- [WHAT IS BEING ASKED]
Write out every line below that includes the word "Etelä".

##### RECORDS TO USE #####

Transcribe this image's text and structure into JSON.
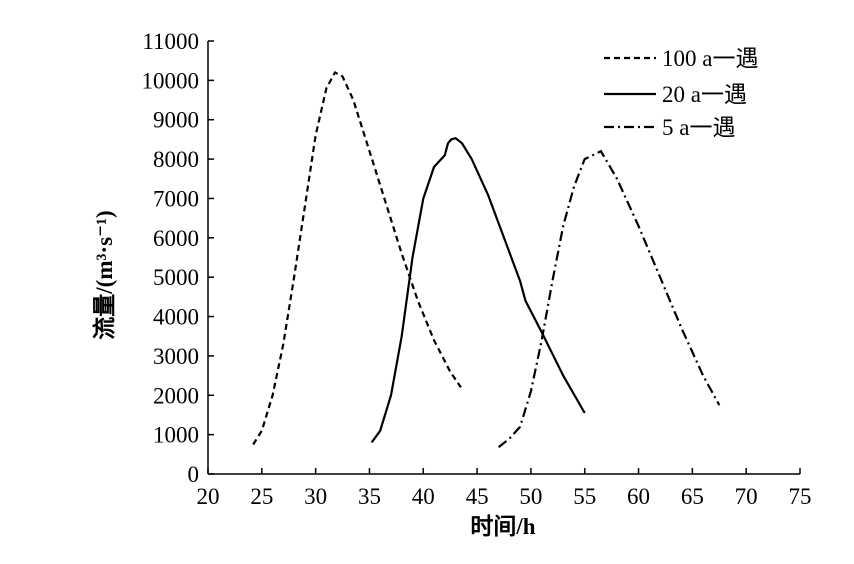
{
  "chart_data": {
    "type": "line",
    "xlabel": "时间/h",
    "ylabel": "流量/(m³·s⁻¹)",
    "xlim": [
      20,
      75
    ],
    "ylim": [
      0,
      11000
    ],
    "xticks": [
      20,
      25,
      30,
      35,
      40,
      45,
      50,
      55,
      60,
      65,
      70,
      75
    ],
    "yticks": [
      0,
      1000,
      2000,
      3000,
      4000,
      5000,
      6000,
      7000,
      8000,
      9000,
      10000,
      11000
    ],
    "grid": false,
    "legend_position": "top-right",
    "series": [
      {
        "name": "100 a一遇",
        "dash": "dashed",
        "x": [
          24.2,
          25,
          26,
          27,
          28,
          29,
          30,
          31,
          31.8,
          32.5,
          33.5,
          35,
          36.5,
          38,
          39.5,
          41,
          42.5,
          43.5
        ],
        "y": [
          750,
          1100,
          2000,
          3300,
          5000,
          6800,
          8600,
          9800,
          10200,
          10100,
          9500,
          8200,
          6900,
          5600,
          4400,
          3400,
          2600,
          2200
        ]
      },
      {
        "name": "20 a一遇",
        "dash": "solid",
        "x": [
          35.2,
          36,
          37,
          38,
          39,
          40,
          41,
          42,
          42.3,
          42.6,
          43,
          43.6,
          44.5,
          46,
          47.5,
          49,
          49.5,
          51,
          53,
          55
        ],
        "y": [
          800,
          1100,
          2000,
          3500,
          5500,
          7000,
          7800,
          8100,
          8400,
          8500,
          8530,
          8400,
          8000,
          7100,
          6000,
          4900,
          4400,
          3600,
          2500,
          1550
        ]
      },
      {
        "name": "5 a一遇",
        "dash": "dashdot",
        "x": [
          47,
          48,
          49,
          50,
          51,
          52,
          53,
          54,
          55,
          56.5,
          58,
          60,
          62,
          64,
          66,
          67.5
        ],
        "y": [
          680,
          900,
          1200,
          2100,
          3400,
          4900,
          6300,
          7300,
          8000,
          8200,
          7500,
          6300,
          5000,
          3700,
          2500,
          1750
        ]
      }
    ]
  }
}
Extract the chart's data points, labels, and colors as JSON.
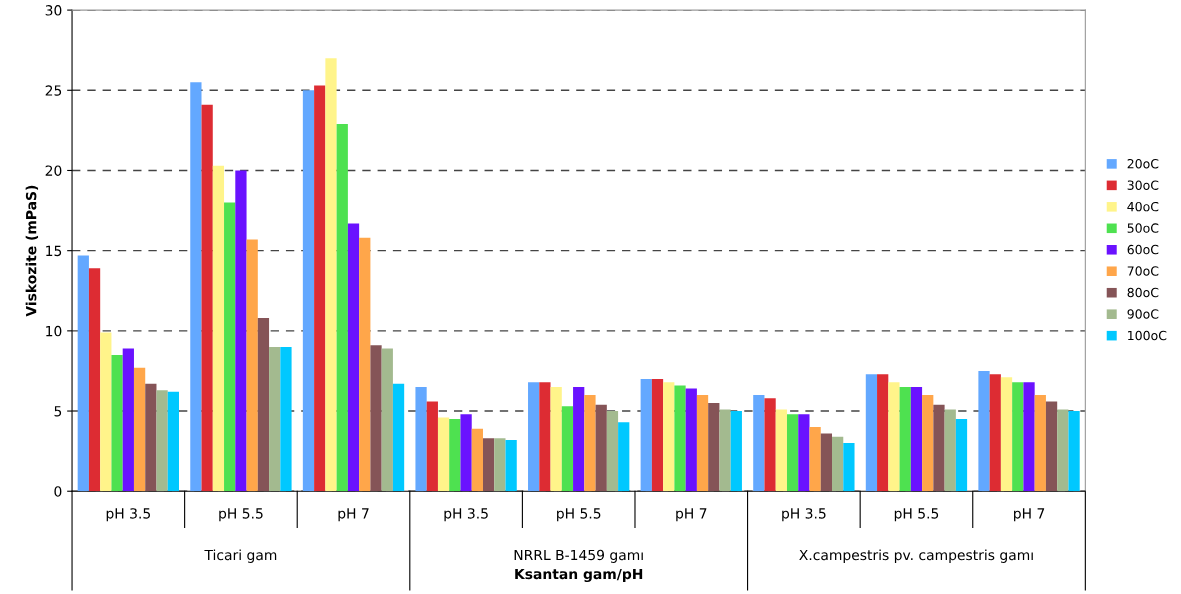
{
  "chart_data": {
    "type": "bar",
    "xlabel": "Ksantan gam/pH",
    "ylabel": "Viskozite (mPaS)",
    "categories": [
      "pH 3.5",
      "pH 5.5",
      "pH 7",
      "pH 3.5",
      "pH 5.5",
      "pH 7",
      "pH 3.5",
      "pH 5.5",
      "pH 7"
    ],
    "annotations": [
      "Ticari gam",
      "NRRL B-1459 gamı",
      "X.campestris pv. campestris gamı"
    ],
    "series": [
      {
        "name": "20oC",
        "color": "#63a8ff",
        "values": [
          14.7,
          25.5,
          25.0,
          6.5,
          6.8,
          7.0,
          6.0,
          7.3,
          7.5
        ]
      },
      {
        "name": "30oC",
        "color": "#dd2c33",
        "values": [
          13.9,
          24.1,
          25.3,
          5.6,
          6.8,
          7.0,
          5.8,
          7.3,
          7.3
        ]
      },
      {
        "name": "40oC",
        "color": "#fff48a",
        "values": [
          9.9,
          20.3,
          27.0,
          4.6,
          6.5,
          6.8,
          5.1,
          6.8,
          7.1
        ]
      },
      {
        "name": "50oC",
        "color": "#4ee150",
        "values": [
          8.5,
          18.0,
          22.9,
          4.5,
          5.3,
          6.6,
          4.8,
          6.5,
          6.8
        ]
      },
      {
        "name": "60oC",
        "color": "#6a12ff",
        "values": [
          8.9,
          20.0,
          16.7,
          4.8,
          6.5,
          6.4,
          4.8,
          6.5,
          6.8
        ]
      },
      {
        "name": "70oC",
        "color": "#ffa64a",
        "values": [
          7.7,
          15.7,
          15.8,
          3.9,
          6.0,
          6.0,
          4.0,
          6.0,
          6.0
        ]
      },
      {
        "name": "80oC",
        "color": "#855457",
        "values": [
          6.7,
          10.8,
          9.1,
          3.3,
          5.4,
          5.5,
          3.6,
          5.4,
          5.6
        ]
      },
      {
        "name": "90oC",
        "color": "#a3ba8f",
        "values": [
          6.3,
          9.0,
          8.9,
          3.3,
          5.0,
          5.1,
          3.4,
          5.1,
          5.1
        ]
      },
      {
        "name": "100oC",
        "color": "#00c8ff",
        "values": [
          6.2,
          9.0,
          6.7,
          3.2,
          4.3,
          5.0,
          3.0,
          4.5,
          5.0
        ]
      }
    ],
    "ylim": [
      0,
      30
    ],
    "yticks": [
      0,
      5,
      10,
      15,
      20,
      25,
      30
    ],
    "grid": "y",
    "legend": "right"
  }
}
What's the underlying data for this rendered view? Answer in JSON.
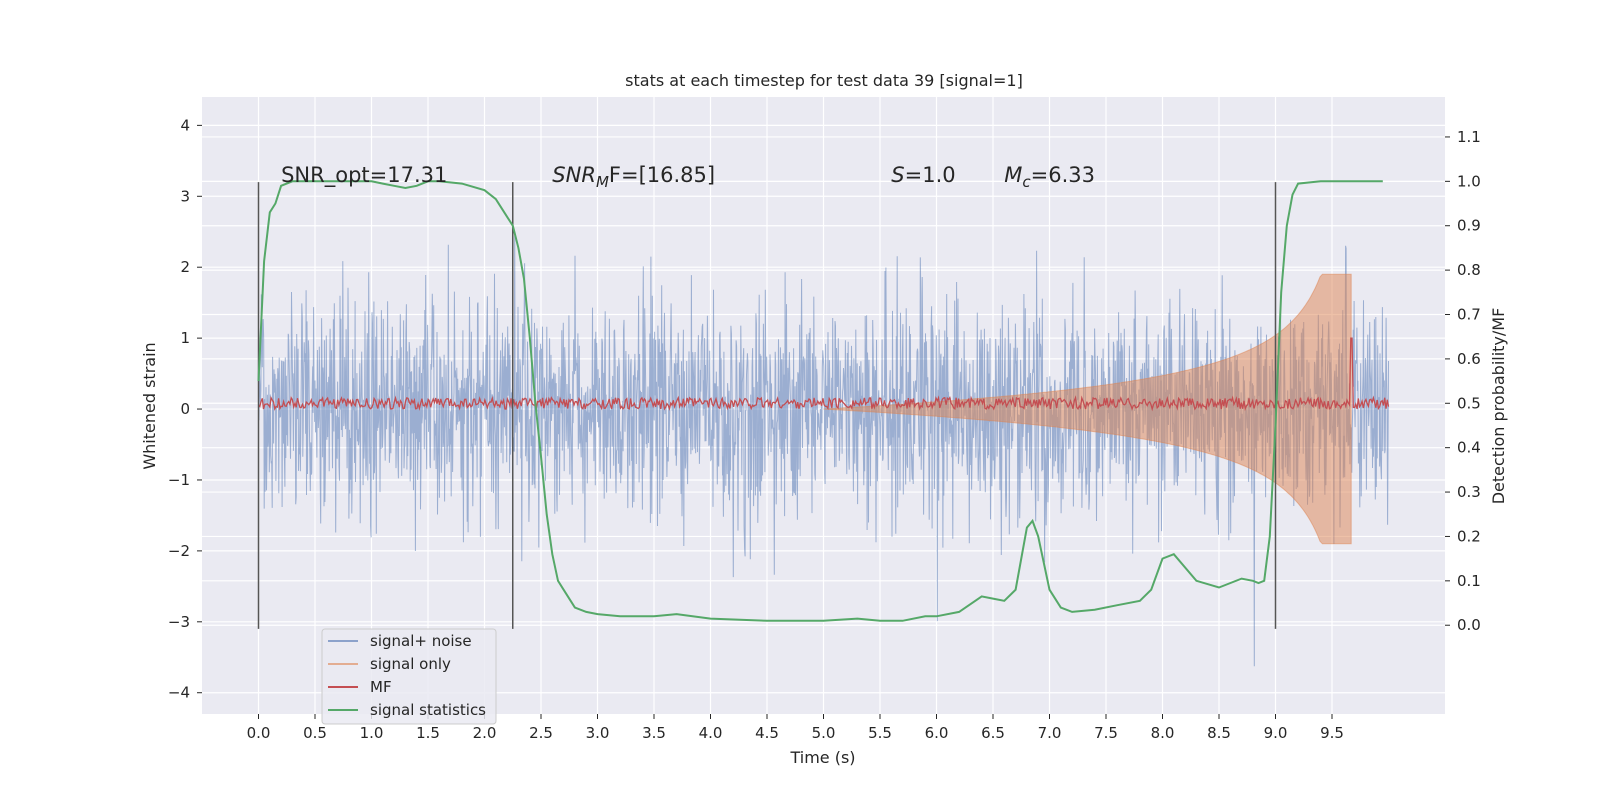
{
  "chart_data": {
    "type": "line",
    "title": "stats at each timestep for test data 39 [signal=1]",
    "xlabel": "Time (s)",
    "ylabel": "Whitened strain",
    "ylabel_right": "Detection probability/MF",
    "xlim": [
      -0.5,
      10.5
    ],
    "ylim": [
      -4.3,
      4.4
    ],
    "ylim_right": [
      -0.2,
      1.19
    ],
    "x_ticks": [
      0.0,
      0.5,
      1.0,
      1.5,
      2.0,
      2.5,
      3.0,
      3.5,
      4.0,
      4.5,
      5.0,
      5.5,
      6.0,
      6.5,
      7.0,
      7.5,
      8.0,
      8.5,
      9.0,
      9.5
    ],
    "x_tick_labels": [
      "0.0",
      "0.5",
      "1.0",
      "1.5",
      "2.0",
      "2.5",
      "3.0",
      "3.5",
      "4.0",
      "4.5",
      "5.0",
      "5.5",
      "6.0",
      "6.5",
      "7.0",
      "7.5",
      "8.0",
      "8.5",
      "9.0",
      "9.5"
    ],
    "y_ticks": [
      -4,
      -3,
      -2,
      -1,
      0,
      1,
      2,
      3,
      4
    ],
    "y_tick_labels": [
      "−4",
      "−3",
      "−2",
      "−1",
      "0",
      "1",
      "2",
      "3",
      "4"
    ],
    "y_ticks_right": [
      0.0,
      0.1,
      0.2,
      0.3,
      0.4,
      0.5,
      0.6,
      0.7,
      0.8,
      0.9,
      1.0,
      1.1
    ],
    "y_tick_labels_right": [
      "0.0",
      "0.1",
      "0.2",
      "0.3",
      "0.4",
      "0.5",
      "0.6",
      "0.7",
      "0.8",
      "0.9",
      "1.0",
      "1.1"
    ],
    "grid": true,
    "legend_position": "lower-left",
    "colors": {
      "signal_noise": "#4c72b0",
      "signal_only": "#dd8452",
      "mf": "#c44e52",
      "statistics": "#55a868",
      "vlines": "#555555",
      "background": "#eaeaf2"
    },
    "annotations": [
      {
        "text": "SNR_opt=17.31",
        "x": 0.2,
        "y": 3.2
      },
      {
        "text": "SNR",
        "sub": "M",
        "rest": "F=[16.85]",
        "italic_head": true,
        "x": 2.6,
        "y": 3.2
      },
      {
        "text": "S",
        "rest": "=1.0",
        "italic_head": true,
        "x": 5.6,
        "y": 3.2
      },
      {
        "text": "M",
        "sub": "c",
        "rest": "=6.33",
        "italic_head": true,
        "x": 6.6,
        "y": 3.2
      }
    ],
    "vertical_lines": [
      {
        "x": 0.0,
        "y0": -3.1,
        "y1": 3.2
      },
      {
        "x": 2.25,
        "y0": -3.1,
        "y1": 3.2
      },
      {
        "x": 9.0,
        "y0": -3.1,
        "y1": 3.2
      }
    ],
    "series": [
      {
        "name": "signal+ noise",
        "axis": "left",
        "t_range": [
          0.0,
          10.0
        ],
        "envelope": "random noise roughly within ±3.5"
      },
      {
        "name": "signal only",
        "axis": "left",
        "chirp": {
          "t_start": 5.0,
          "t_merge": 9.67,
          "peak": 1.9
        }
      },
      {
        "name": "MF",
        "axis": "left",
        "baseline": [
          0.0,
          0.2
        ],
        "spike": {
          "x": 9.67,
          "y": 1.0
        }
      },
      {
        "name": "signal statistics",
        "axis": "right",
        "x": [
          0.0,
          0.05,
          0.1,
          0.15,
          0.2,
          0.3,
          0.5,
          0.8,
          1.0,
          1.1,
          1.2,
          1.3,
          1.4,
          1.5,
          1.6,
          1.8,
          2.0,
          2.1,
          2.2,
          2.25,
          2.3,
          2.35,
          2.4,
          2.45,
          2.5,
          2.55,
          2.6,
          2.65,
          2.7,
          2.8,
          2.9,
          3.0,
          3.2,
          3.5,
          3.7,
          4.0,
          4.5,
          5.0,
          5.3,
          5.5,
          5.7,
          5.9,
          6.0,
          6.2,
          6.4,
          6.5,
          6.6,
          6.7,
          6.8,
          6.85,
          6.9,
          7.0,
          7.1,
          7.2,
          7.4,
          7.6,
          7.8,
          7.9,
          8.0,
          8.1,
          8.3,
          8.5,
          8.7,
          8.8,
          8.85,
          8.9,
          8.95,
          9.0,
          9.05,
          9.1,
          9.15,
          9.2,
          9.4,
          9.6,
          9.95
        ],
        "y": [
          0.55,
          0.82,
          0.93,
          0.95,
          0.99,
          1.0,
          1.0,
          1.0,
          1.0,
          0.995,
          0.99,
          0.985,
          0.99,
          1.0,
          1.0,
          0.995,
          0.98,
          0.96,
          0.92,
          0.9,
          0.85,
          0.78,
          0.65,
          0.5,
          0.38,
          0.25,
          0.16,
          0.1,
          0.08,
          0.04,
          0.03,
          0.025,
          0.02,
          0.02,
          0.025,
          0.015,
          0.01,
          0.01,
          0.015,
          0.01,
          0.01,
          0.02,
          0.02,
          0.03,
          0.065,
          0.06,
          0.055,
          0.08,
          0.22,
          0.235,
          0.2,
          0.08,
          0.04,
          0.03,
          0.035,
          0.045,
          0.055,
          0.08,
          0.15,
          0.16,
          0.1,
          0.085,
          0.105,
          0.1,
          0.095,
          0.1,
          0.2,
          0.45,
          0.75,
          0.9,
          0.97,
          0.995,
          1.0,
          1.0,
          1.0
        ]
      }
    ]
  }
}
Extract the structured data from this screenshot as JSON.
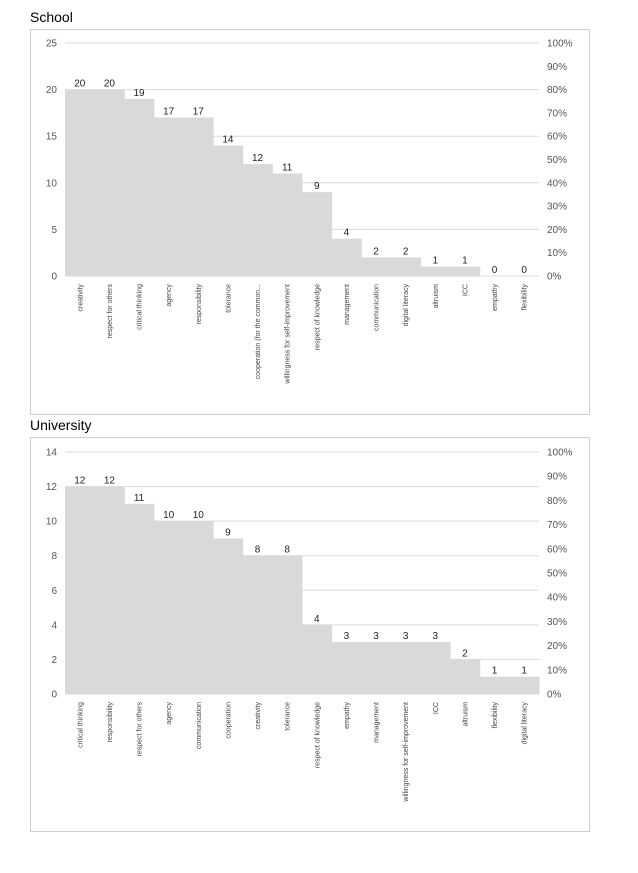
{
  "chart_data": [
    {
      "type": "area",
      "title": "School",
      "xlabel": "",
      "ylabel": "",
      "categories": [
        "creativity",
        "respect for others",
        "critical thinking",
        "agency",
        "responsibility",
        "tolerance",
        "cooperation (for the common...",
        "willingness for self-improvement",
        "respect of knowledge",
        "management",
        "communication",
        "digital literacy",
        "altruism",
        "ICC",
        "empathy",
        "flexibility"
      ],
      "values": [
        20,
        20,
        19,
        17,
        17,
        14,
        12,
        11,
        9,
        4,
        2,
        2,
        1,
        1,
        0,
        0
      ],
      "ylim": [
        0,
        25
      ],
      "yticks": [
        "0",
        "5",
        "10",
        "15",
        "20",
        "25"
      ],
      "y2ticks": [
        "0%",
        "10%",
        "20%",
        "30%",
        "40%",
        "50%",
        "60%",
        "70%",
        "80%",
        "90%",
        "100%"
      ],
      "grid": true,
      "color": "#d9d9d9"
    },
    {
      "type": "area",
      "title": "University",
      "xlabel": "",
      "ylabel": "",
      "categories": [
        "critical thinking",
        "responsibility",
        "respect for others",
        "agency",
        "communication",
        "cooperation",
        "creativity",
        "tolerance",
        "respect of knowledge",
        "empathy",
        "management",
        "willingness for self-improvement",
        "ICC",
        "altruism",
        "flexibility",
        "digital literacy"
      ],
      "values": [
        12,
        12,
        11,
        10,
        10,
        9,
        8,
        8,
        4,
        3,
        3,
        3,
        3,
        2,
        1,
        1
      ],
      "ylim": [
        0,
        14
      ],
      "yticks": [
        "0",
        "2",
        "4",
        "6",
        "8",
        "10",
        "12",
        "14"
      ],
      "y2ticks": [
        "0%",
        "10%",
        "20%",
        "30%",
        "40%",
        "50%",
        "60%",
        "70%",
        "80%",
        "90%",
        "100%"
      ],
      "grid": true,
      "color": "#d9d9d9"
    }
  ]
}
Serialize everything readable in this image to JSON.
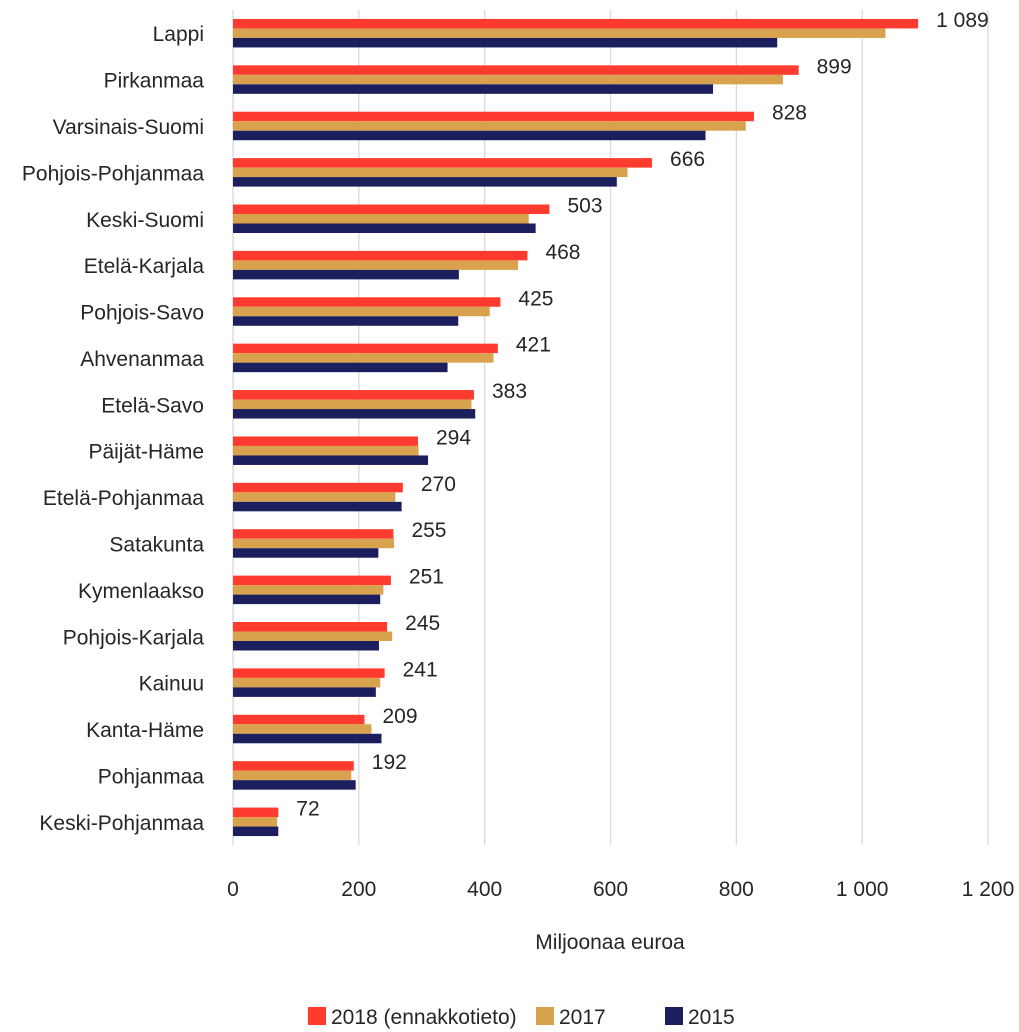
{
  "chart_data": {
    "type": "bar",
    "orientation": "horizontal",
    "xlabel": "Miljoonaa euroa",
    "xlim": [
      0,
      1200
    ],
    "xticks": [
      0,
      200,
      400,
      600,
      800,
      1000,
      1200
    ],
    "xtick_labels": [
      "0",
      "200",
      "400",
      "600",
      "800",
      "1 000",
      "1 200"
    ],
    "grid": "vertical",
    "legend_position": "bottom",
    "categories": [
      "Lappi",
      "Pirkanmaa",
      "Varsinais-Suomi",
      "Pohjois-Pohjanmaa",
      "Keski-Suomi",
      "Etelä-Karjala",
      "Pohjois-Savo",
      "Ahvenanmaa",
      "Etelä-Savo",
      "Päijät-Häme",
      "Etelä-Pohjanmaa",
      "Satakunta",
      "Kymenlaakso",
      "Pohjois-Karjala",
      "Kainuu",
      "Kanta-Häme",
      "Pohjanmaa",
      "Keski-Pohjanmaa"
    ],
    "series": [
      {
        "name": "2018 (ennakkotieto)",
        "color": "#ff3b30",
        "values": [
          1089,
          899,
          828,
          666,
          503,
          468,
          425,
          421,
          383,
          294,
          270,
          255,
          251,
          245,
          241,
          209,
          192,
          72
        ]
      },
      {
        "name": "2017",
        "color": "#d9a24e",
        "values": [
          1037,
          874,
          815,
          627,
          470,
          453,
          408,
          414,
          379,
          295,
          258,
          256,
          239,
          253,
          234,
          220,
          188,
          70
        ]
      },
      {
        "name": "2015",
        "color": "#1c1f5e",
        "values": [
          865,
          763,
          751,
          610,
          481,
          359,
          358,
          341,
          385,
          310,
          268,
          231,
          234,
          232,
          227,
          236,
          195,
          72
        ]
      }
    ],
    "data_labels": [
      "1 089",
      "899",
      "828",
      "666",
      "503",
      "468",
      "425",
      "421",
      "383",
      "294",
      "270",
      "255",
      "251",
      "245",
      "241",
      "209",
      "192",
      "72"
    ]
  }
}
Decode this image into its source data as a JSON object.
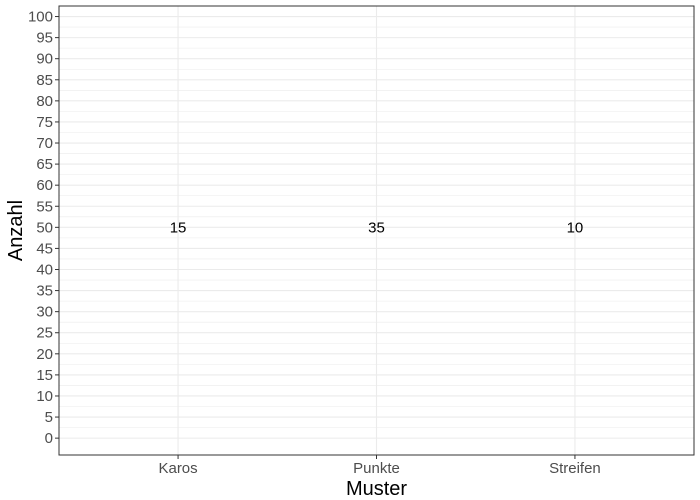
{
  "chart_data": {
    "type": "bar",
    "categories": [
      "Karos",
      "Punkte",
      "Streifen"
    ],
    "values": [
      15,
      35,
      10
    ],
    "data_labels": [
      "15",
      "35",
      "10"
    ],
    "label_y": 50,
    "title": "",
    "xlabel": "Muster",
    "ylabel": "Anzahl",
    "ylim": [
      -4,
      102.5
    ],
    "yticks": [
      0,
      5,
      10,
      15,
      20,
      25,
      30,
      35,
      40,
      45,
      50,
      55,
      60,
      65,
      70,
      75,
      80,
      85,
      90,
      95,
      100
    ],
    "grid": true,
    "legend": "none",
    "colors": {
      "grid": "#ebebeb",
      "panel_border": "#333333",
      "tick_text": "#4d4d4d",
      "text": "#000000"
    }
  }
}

#####

- [RESPONSE TO THE EXERCISE]
      "Etelä-Karjala",
      "Etelä-Savo",
      "Etelä-Pohjanmaa",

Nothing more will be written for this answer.